**Given instruction**
Will you output all of the data below exactly, omitting the images?

**Data for this exercise**
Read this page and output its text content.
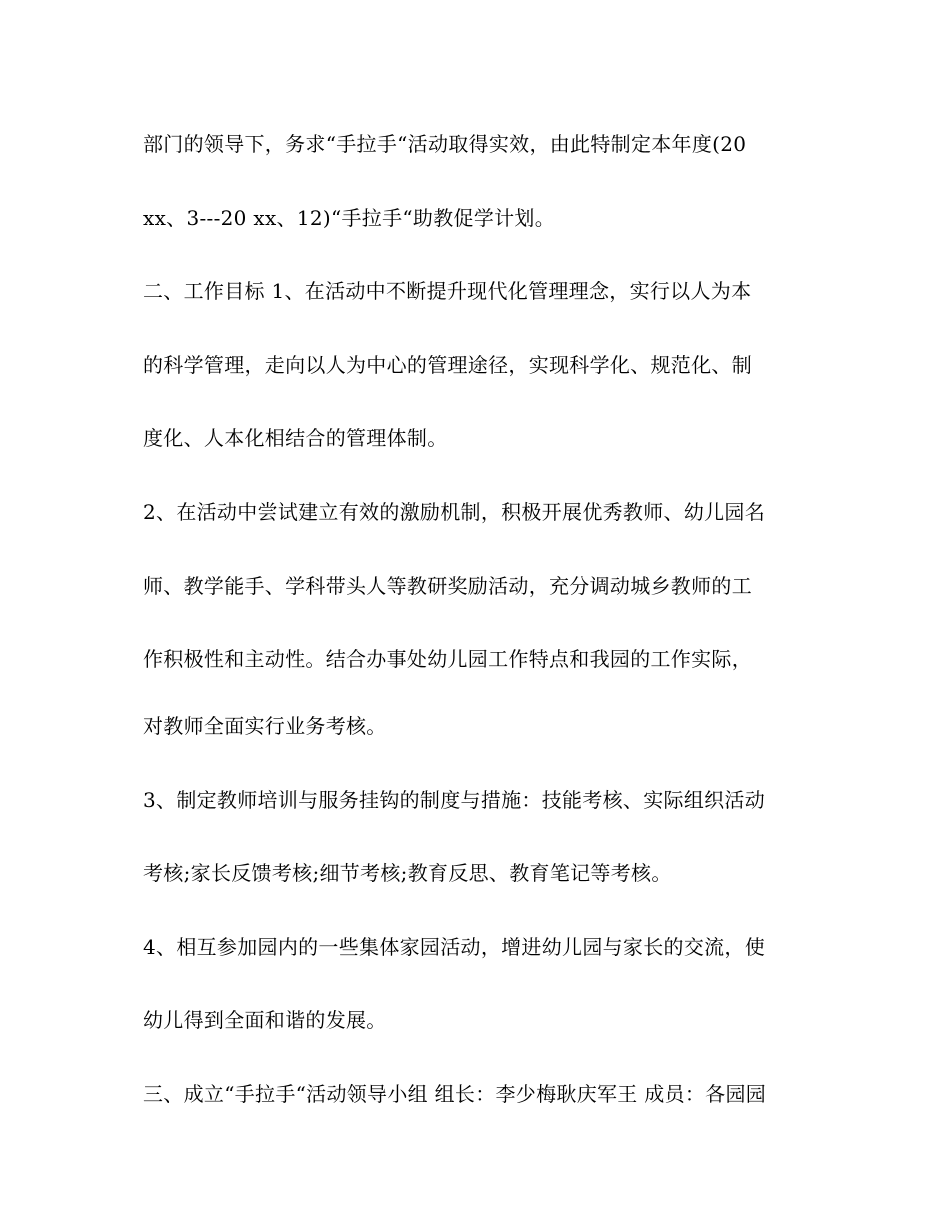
部门的领导下，务求“手拉手“活动取得实效，由此特制定本年度(20
xx、3---20 xx、12)“手拉手“助教促学计划。
二、工作目标 1、在活动中不断提升现代化管理理念，实行以人为本
的科学管理，走向以人为中心的管理途径，实现科学化、规范化、制
度化、人本化相结合的管理体制。
2、在活动中尝试建立有效的激励机制，积极开展优秀教师、幼儿园名
师、教学能手、学科带头人等教研奖励活动，充分调动城乡教师的工
作积极性和主动性。结合办事处幼儿园工作特点和我园的工作实际，
对教师全面实行业务考核。
3、制定教师培训与服务挂钩的制度与措施：技能考核、实际组织活动
考核;家长反馈考核;细节考核;教育反思、教育笔记等考核。
4、相互参加园内的一些集体家园活动，增进幼儿园与家长的交流，使
幼儿得到全面和谐的发展。
三、成立“手拉手“活动领导小组 组长：李少梅耿庆军王 成员：各园园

**Exercise answer**
Read this page and output its text content.
部门的领导下，务求“手拉手“活动取得实效，由此特制定本年度(20
xx、3---20 xx、12)“手拉手“助教促学计划。
二、工作目标 1、在活动中不断提升现代化管理理念，实行以人为本
的科学管理，走向以人为中心的管理途径，实现科学化、规范化、制
度化、人本化相结合的管理体制。
2、在活动中尝试建立有效的激励机制，积极开展优秀教师、幼儿园名
师、教学能手、学科带头人等教研奖励活动，充分调动城乡教师的工
作积极性和主动性。结合办事处幼儿园工作特点和我园的工作实际，
对教师全面实行业务考核。
3、制定教师培训与服务挂钩的制度与措施：技能考核、实际组织活动
考核;家长反馈考核;细节考核;教育反思、教育笔记等考核。
4、相互参加园内的一些集体家园活动，增进幼儿园与家长的交流，使
幼儿得到全面和谐的发展。
三、成立“手拉手“活动领导小组 组长：李少梅耿庆军王 成员：各园园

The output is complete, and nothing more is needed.